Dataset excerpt
-*-
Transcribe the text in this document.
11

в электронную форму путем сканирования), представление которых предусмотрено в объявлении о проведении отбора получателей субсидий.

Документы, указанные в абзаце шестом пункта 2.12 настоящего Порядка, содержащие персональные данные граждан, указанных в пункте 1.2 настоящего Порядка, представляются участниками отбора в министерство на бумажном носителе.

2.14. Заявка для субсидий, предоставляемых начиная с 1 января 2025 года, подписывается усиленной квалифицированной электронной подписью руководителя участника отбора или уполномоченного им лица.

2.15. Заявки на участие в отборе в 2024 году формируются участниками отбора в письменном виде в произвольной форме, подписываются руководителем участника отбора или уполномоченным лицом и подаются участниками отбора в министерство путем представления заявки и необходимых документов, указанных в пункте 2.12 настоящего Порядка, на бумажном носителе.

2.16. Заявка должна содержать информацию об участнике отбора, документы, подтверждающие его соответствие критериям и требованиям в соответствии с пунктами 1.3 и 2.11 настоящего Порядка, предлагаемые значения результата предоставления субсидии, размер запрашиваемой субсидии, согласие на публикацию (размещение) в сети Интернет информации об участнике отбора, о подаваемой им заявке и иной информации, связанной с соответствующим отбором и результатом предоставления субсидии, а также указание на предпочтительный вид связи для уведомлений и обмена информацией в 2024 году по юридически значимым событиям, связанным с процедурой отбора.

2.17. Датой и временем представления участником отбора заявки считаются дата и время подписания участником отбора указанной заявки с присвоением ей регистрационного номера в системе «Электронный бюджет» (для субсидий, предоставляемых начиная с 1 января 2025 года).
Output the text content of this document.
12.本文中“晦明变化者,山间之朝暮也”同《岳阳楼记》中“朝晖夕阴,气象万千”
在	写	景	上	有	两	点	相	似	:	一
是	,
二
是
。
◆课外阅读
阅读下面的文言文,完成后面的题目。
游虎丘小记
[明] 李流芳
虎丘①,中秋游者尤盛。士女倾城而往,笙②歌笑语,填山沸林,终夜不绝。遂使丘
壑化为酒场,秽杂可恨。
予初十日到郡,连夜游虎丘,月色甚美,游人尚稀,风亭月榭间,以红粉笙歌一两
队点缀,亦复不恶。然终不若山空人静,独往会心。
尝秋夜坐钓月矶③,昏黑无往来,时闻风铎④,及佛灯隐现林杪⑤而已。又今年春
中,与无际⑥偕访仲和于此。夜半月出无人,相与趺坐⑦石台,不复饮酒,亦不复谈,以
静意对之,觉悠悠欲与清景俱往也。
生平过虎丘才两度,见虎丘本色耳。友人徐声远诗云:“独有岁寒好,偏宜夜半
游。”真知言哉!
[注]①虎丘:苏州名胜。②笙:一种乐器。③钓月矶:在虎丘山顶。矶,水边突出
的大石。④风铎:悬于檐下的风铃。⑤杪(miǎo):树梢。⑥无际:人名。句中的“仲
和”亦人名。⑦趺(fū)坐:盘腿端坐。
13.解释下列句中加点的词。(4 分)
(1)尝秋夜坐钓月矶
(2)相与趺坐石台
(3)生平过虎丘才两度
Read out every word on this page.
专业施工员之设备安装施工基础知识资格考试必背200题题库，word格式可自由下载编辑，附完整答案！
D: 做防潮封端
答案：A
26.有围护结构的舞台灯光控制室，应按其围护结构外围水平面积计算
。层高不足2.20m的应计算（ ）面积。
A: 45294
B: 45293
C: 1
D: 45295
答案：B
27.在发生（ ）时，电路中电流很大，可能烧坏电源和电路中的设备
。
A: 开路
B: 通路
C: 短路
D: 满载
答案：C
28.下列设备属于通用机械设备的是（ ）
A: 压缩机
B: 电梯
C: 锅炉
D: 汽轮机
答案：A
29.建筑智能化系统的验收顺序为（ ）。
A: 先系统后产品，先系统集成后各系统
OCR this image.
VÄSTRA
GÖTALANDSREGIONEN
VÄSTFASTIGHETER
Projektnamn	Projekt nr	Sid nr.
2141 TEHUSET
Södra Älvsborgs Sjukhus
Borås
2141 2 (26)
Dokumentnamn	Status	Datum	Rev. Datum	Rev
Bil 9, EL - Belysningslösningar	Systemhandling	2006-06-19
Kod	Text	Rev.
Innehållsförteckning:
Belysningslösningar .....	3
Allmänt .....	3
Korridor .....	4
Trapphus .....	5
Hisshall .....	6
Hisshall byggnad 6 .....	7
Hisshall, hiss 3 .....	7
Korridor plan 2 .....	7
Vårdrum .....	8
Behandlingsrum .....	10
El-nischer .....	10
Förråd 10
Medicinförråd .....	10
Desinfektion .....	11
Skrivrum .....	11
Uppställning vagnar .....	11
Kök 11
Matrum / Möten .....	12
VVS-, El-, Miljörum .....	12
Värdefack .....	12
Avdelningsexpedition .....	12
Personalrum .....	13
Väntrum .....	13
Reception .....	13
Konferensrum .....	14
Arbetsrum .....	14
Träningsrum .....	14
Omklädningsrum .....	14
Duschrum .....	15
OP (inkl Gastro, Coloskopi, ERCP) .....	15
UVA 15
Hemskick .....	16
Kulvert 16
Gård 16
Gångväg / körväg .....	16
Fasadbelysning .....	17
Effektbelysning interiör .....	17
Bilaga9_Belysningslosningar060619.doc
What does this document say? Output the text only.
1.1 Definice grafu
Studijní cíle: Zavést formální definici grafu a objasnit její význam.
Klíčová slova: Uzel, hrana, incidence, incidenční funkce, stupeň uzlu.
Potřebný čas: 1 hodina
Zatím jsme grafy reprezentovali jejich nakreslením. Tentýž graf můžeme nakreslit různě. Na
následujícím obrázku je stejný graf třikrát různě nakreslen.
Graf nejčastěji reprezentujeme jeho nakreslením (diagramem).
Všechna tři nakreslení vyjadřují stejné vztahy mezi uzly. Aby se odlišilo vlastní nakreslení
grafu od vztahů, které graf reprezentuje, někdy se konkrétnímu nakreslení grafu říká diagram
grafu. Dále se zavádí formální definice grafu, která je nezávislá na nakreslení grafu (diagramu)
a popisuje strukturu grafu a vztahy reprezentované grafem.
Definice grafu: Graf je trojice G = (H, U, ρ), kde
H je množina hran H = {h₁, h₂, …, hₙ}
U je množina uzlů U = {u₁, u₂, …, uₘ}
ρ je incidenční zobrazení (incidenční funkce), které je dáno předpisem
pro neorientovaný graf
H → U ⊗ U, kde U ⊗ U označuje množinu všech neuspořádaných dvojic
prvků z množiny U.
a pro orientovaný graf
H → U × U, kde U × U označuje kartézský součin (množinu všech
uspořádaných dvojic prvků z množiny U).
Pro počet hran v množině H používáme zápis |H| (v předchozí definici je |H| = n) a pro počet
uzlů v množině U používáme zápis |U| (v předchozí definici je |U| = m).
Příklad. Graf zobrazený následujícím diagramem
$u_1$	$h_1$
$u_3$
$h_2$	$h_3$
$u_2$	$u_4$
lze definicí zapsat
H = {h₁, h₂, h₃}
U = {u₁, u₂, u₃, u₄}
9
-*-
• Directions for this task
Without leaving anything out, give the entries again exactly.

• Written solution
Transcribe the text in this document.
11

в электронную форму путем сканирования), представление которых предусмотрено в объявлении о проведении отбора получателей субсидий.

Документы, указанные в абзаце шестом пункта 2.12 настоящего Порядка, содержащие персональные данные граждан, указанных в пункте 1.2 настоящего Порядка, представляются участниками отбора в министерство на бумажном носителе.

2.14. Заявка для субсидий, предоставляемых начиная с 1 января 2025 года, подписывается усиленной квалифицированной электронной подписью руководителя участника отбора или уполномоченного им лица.

2.15. Заявки на участие в отборе в 2024 году формируются участниками отбора в письменном виде в произвольной форме, подписываются руководителем участника отбора или уполномоченным лицом и подаются участниками отбора в министерство путем представления заявки и необходимых документов, указанных в пункте 2.12 настоящего Порядка, на бумажном носителе.

2.16. Заявка должна содержать информацию об участнике отбора, документы, подтверждающие его соответствие критериям и требованиям в соответствии с пунктами 1.3 и 2.11 настоящего Порядка, предлагаемые значения результата предоставления субсидии, размер запрашиваемой субсидии, согласие на публикацию (размещение) в сети Интернет информации об участнике отбора, о подаваемой им заявке и иной информации, связанной с соответствующим отбором и результатом предоставления субсидии, а также указание на предпочтительный вид связи для уведомлений и обмена информацией в 2024 году по юридически значимым событиям, связанным с процедурой отбора.

2.17. Датой и временем представления участником отбора заявки считаются дата и время подписания участником отбора указанной заявки с присвоением ей регистрационного номера в системе «Электронный бюджет» (для субсидий, предоставляемых начиная с 1 января 2025 года).
Output the text content of this document.
12.本文中“晦明变化者,山间之朝暮也”同《岳阳楼记》中“朝晖夕阴,气象万千”
在	写	景	上	有	两	点	相	似	:	一
是	,
二
是
。
◆课外阅读
阅读下面的文言文,完成后面的题目。
游虎丘小记
[明] 李流芳
虎丘①,中秋游者尤盛。士女倾城而往,笙②歌笑语,填山沸林,终夜不绝。遂使丘
壑化为酒场,秽杂可恨。
予初十日到郡,连夜游虎丘,月色甚美,游人尚稀,风亭月榭间,以红粉笙歌一两
队点缀,亦复不恶。然终不若山空人静,独往会心。
尝秋夜坐钓月矶③,昏黑无往来,时闻风铎④,及佛灯隐现林杪⑤而已。又今年春
中,与无际⑥偕访仲和于此。夜半月出无人,相与趺坐⑦石台,不复饮酒,亦不复谈,以
静意对之,觉悠悠欲与清景俱往也。
生平过虎丘才两度,见虎丘本色耳。友人徐声远诗云:“独有岁寒好,偏宜夜半
游。”真知言哉!
[注]①虎丘:苏州名胜。②笙:一种乐器。③钓月矶:在虎丘山顶。矶,水边突出
的大石。④风铎:悬于檐下的风铃。⑤杪(miǎo):树梢。⑥无际:人名。句中的“仲
和”亦人名。⑦趺(fū)坐:盘腿端坐。
13.解释下列句中加点的词。(4 分)
(1)尝秋夜坐钓月矶
(2)相与趺坐石台
(3)生平过虎丘才两度
Read out every word on this page.
专业施工员之设备安装施工基础知识资格考试必背200题题库，word格式可自由下载编辑，附完整答案！
D: 做防潮封端
答案：A
26.有围护结构的舞台灯光控制室，应按其围护结构外围水平面积计算
。层高不足2.20m的应计算（ ）面积。
A: 45294
B: 45293
C: 1
D: 45295
答案：B
27.在发生（ ）时，电路中电流很大，可能烧坏电源和电路中的设备
。
A: 开路
B: 通路
C: 短路
D: 满载
答案：C
28.下列设备属于通用机械设备的是（ ）
A: 压缩机
B: 电梯
C: 锅炉
D: 汽轮机
答案：A
29.建筑智能化系统的验收顺序为（ ）。
A: 先系统后产品，先系统集成后各系统
OCR this image.
VÄSTRA
GÖTALANDSREGIONEN
VÄSTFASTIGHETER
Projektnamn	Projekt nr	Sid nr.
2141 TEHUSET
Södra Älvsborgs Sjukhus
Borås
2141 2 (26)
Dokumentnamn	Status	Datum	Rev. Datum	Rev
Bil 9, EL - Belysningslösningar	Systemhandling	2006-06-19
Kod	Text	Rev.
Innehållsförteckning:
Belysningslösningar .....	3
Allmänt .....	3
Korridor .....	4
Trapphus .....	5
Hisshall .....	6
Hisshall byggnad 6 .....	7
Hisshall, hiss 3 .....	7
Korridor plan 2 .....	7
Vårdrum .....	8
Behandlingsrum .....	10
El-nischer .....	10
Förråd 10
Medicinförråd .....	10
Desinfektion .....	11
Skrivrum .....	11
Uppställning vagnar .....	11
Kök 11
Matrum / Möten .....	12
VVS-, El-, Miljörum .....	12
Värdefack .....	12
Avdelningsexpedition .....	12
Personalrum .....	13
Väntrum .....	13
Reception .....	13
Konferensrum .....	14
Arbetsrum .....	14
Träningsrum .....	14
Omklädningsrum .....	14
Duschrum .....	15
OP (inkl Gastro, Coloskopi, ERCP) .....	15
UVA 15
Hemskick .....	16
Kulvert 16
Gård 16
Gångväg / körväg .....	16
Fasadbelysning .....	17
Effektbelysning interiör .....	17
Bilaga9_Belysningslosningar060619.doc
What does this document say? Output the text only.
1.1 Definice grafu
Studijní cíle: Zavést formální definici grafu a objasnit její význam.
Klíčová slova: Uzel, hrana, incidence, incidenční funkce, stupeň uzlu.
Potřebný čas: 1 hodina
Zatím jsme grafy reprezentovali jejich nakreslením. Tentýž graf můžeme nakreslit různě. Na
následujícím obrázku je stejný graf třikrát různě nakreslen.
Graf nejčastěji reprezentujeme jeho nakreslením (diagramem).
Všechna tři nakreslení vyjadřují stejné vztahy mezi uzly. Aby se odlišilo vlastní nakreslení
grafu od vztahů, které graf reprezentuje, někdy se konkrétnímu nakreslení grafu říká diagram
grafu. Dále se zavádí formální definice grafu, která je nezávislá na nakreslení grafu (diagramu)
a popisuje strukturu grafu a vztahy reprezentované grafem.
Definice grafu: Graf je trojice G = (H, U, ρ), kde
H je množina hran H = {h₁, h₂, …, hₙ}
U je množina uzlů U = {u₁, u₂, …, uₘ}
ρ je incidenční zobrazení (incidenční funkce), které je dáno předpisem
pro neorientovaný graf
H → U ⊗ U, kde U ⊗ U označuje množinu všech neuspořádaných dvojic
prvků z množiny U.
a pro orientovaný graf
H → U × U, kde U × U označuje kartézský součin (množinu všech
uspořádaných dvojic prvků z množiny U).
Pro počet hran v množině H používáme zápis |H| (v předchozí definici je |H| = n) a pro počet
uzlů v množině U používáme zápis |U| (v předchozí definici je |U| = m).
Příklad. Graf zobrazený následujícím diagramem
$u_1$	$h_1$
$u_3$
$h_2$	$h_3$
$u_2$	$u_4$
lze definicí zapsat
H = {h₁, h₂, h₃}
U = {u₁, u₂, u₃, u₄}
9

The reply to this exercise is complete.